> [Requirement] Output all records precisely as written.

> [Stored items]
-- start --

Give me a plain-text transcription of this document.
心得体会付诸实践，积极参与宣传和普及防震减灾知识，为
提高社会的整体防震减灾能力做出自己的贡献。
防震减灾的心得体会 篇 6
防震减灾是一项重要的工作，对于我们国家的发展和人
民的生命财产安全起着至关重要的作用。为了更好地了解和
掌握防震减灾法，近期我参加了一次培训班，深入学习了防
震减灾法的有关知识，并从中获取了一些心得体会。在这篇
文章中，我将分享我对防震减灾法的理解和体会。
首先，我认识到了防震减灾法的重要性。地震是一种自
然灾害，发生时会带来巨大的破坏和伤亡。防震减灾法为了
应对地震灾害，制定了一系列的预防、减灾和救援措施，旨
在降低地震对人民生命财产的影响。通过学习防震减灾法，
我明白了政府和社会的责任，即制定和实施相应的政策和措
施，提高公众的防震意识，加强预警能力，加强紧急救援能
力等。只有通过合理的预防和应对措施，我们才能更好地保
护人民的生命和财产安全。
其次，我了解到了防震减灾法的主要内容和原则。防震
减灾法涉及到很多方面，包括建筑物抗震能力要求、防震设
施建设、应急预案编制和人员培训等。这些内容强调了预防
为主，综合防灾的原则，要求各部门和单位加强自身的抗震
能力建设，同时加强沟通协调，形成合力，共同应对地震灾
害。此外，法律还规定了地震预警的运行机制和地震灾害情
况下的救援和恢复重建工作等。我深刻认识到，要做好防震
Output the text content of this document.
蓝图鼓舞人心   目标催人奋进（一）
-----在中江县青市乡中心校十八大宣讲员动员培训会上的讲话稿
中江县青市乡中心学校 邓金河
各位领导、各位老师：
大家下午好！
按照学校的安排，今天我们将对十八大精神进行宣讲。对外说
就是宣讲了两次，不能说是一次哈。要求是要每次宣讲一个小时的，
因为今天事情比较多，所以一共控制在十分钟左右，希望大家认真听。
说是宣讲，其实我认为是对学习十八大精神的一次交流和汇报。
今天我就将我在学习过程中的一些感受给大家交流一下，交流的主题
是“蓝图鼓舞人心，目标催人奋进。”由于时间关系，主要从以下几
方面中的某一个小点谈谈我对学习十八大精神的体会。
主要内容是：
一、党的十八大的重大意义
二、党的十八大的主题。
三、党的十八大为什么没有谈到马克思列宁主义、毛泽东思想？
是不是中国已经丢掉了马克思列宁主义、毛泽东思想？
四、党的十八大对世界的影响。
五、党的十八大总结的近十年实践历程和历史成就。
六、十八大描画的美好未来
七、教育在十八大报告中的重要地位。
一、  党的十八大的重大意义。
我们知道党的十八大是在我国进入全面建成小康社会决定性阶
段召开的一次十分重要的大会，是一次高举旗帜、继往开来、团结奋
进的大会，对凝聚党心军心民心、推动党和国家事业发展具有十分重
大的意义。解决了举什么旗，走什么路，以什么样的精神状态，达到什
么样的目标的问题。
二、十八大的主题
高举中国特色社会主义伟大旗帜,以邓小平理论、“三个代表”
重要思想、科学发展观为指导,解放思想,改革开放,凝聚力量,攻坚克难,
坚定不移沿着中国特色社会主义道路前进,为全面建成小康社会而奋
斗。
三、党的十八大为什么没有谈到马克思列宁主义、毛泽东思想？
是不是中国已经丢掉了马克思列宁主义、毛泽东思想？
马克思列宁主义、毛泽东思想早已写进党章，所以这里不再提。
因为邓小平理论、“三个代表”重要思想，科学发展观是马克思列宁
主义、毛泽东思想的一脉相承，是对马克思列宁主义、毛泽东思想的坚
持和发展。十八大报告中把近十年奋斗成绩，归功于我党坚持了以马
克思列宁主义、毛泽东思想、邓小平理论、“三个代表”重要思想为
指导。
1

-- end --

> [Worked solution]
Give me a plain-text transcription of this document.
心得体会付诸实践，积极参与宣传和普及防震减灾知识，为
提高社会的整体防震减灾能力做出自己的贡献。
防震减灾的心得体会 篇 6
防震减灾是一项重要的工作，对于我们国家的发展和人
民的生命财产安全起着至关重要的作用。为了更好地了解和
掌握防震减灾法，近期我参加了一次培训班，深入学习了防
震减灾法的有关知识，并从中获取了一些心得体会。在这篇
文章中，我将分享我对防震减灾法的理解和体会。
首先，我认识到了防震减灾法的重要性。地震是一种自
然灾害，发生时会带来巨大的破坏和伤亡。防震减灾法为了
应对地震灾害，制定了一系列的预防、减灾和救援措施，旨
在降低地震对人民生命财产的影响。通过学习防震减灾法，
我明白了政府和社会的责任，即制定和实施相应的政策和措
施，提高公众的防震意识，加强预警能力，加强紧急救援能
力等。只有通过合理的预防和应对措施，我们才能更好地保
护人民的生命和财产安全。
其次，我了解到了防震减灾法的主要内容和原则。防震
减灾法涉及到很多方面，包括建筑物抗震能力要求、防震设
施建设、应急预案编制和人员培训等。这些内容强调了预防
为主，综合防灾的原则，要求各部门和单位加强自身的抗震
能力建设，同时加强沟通协调，形成合力，共同应对地震灾
害。此外，法律还规定了地震预警的运行机制和地震灾害情
况下的救援和恢复重建工作等。我深刻认识到，要做好防震
Output the text content of this document.
蓝图鼓舞人心   目标催人奋进（一）
-----在中江县青市乡中心校十八大宣讲员动员培训会上的讲话稿
中江县青市乡中心学校 邓金河
各位领导、各位老师：
大家下午好！
按照学校的安排，今天我们将对十八大精神进行宣讲。对外说
就是宣讲了两次，不能说是一次哈。要求是要每次宣讲一个小时的，
因为今天事情比较多，所以一共控制在十分钟左右，希望大家认真听。
说是宣讲，其实我认为是对学习十八大精神的一次交流和汇报。
今天我就将我在学习过程中的一些感受给大家交流一下，交流的主题
是“蓝图鼓舞人心，目标催人奋进。”由于时间关系，主要从以下几
方面中的某一个小点谈谈我对学习十八大精神的体会。
主要内容是：
一、党的十八大的重大意义
二、党的十八大的主题。
三、党的十八大为什么没有谈到马克思列宁主义、毛泽东思想？
是不是中国已经丢掉了马克思列宁主义、毛泽东思想？
四、党的十八大对世界的影响。
五、党的十八大总结的近十年实践历程和历史成就。
六、十八大描画的美好未来
七、教育在十八大报告中的重要地位。
一、  党的十八大的重大意义。
我们知道党的十八大是在我国进入全面建成小康社会决定性阶
段召开的一次十分重要的大会，是一次高举旗帜、继往开来、团结奋
进的大会，对凝聚党心军心民心、推动党和国家事业发展具有十分重
大的意义。解决了举什么旗，走什么路，以什么样的精神状态，达到什
么样的目标的问题。
二、十八大的主题
高举中国特色社会主义伟大旗帜,以邓小平理论、“三个代表”
重要思想、科学发展观为指导,解放思想,改革开放,凝聚力量,攻坚克难,
坚定不移沿着中国特色社会主义道路前进,为全面建成小康社会而奋
斗。
三、党的十八大为什么没有谈到马克思列宁主义、毛泽东思想？
是不是中国已经丢掉了马克思列宁主义、毛泽东思想？
马克思列宁主义、毛泽东思想早已写进党章，所以这里不再提。
因为邓小平理论、“三个代表”重要思想，科学发展观是马克思列宁
主义、毛泽东思想的一脉相承，是对马克思列宁主义、毛泽东思想的坚
持和发展。十八大报告中把近十年奋斗成绩，归功于我党坚持了以马
克思列宁主义、毛泽东思想、邓小平理论、“三个代表”重要思想为
指导。
1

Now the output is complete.